→ **What the exercise asks**
In the abstract on chronic hepatitis C in myelodysplastic syndromes, what were the median survival times for the HCV-positive and HCV-negative patients?

→ **Page text**
Chronic hepatitis C as an adverse prognostic factor in myelodysplastic syndromes.

Abstract

e18557 Background: Chronic hepatitis C virus (HCV) infection has been associated with hematologic malignancies such as B-cell non-Hodgkin lymphoma. In contrast, there is very little known about the relationship between HCV and myeloid malignancies such as myelodysplastic syndromes (MDS) and acute myeloid leukemia (AML). To determine the effect of HCV on MDS/AML clinical outcomes we conducted a retrospective analysis in a large inner city cohort of patients (pts) Methods: 478 pts with MDS and MDS-transformed AML were identified between 1997 and 2016; 13 pts were HCV-positive (HCV+/MDS) and 465 were HCV-negative (HCV-/MDS). Demographics, hematologic parameters, cytogenetics, IPSS-R scores and molecular profiles were compared for both groups (grp). Survival (surv) analysis was done using the Kaplan-Meier method Results: HCV+/MDS had significantly worse surv than HCV-/MDS pts on univariate analysis (UA) (median surv 16 vs 52 months, HR 2.8, 95% CI 1.4-5.5, p < 0.01). Difference remained strongly significant after exclusion of HIV-coinfected pts (HR 2.7, p = 0.02) and pts w/ AML on presentation (HR 3.1, p < 0.01). Cytopenias were worse in HCV+/MDS (mean Hgb level 8.2 vs 9.4 g/dl, p = 0.04; mean plt count 64 vs 139 103/µL, p = 0.03). Average IPSS-R score was higher in HCV+/MDS pts (5.5 vs 3.8, p = 0.02). IDH1 mutation was more prevalent in HCV+/MDS (25% vs 2%, p < 0.01). Differences in age between HCV+/MDS and HCV-/MDS were non-significant (mean 64 vs 69 respectively, p = 0.2). Male-to-female ratio was higher in HCV+/MDS but difference was non-significant (2.3 vs 0.9, p = 0.2). Interestingly, high HCV viral load and cirrhosis did not correlate with poor surv in the HCV+/MDS grp, suggesting deleterious effect occurs even in early stages of HCV infection. Conclusions: Our analysis suggests that chronic HCV infection strongly correlates with worse surv in UA and is associated with lower blood counts and higher IPSS-R scores at the time of diagnosis of MDS. We observed a high rate of MDS refractory to standard therapies and speculate that HCV may affect biology of the disease. Larger studies are warranted to determine the effect of HCV on surv in this population and to provide a rationale for trials of anti-HCV drugs concomitantly with MDS Tx.

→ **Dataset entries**
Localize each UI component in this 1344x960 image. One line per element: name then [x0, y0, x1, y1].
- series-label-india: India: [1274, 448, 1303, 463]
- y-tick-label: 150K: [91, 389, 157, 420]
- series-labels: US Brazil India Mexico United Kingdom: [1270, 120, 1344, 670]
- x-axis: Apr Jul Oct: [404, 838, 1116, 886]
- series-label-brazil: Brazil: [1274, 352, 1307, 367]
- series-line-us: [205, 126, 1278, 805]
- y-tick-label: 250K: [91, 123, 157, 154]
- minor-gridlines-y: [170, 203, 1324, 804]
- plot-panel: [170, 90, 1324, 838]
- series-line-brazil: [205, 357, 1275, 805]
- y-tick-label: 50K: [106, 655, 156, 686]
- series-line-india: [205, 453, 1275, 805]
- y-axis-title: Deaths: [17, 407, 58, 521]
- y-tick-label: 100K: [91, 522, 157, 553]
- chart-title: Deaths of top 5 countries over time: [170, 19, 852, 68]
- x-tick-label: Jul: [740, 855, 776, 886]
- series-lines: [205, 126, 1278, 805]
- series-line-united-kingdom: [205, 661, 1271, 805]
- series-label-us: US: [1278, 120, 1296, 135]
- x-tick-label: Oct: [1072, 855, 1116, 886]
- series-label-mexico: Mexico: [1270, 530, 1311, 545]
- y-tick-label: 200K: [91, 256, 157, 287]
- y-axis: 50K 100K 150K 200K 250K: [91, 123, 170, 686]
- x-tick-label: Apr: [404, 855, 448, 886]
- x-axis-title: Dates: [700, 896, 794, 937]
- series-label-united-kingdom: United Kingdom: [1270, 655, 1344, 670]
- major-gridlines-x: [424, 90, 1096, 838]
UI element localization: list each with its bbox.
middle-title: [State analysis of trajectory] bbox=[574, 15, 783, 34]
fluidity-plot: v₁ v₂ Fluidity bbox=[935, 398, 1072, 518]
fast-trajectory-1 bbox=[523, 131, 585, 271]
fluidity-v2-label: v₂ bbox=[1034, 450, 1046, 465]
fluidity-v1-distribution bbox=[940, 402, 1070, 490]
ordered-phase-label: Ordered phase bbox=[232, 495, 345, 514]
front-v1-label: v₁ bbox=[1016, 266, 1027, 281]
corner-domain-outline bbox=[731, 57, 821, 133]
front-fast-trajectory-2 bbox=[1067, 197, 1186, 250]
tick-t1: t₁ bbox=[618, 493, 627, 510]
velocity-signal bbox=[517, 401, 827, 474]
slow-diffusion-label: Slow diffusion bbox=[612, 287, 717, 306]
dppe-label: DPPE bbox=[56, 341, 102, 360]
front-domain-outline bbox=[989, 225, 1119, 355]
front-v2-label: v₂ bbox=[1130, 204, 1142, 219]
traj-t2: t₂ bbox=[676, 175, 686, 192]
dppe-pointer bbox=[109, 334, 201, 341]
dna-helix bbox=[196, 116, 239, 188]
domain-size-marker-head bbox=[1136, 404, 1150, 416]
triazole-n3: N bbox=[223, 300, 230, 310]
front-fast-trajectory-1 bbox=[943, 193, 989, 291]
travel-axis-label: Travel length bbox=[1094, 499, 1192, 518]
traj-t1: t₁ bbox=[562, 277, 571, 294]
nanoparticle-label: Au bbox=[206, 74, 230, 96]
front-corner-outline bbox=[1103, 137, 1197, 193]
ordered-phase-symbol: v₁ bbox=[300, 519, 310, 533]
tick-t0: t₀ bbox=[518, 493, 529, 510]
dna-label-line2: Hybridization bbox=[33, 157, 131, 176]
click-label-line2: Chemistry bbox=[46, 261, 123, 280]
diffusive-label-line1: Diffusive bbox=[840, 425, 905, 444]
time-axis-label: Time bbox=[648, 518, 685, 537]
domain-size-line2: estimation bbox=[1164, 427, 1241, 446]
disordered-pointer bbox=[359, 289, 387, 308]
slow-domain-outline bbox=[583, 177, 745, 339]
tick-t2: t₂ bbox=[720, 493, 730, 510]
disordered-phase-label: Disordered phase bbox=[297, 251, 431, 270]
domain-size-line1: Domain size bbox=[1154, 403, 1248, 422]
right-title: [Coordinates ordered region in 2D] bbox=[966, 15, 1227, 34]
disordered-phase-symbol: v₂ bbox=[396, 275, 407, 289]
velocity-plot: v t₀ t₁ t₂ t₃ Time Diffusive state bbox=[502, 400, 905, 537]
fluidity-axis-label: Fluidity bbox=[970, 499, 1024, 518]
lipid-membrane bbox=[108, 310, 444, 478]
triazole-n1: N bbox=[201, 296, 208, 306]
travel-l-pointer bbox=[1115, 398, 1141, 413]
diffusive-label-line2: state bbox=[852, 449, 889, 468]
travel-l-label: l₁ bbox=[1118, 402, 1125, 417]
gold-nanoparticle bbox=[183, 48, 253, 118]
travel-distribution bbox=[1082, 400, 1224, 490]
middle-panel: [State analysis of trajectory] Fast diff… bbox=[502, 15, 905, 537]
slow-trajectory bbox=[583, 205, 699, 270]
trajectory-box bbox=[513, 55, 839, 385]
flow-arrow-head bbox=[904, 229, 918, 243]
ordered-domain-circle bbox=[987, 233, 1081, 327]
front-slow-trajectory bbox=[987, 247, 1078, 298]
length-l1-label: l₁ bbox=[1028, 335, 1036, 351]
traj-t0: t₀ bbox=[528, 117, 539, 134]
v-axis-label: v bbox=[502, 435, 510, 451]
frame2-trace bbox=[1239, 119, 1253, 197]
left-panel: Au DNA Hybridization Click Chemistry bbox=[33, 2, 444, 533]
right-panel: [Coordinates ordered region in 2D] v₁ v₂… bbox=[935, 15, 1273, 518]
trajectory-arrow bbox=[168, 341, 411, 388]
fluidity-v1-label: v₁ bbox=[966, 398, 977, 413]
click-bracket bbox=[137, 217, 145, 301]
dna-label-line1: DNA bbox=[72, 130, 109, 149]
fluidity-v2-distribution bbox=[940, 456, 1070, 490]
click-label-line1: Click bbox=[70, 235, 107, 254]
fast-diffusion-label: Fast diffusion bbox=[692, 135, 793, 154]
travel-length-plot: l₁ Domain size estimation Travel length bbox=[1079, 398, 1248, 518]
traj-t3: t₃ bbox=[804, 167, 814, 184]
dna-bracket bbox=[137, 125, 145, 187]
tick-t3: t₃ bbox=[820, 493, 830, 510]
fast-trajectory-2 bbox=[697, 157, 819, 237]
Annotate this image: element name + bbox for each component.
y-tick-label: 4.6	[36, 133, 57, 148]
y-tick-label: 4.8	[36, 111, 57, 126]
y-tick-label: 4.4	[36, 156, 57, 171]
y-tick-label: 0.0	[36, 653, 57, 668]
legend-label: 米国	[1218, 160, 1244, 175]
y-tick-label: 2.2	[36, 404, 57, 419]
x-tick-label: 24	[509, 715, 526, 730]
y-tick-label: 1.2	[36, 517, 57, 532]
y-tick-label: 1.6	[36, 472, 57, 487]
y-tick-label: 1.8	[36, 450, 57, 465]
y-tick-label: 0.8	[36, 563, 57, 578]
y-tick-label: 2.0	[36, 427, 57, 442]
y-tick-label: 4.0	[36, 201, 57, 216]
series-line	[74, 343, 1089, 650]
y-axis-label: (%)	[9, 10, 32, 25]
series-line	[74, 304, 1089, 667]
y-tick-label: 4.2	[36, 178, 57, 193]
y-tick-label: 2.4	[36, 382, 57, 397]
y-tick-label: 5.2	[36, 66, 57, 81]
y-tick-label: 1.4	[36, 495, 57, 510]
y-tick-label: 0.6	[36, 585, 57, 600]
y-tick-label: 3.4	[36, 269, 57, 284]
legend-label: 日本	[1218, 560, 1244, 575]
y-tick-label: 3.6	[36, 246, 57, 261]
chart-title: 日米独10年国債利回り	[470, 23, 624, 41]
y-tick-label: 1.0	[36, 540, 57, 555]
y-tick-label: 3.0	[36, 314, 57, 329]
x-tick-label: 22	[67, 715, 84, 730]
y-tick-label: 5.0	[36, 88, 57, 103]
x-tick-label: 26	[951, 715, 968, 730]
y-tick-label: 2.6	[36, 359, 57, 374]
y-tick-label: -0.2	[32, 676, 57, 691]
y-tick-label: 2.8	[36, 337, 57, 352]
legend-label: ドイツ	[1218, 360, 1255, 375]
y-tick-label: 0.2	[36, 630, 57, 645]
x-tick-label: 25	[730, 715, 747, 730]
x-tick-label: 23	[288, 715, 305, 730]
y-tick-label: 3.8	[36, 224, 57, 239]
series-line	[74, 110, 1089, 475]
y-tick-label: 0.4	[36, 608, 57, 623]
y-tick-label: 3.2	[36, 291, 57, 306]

→ **Written answer**
16 months for HCV-positive patients and 52 months for HCV-negative patients.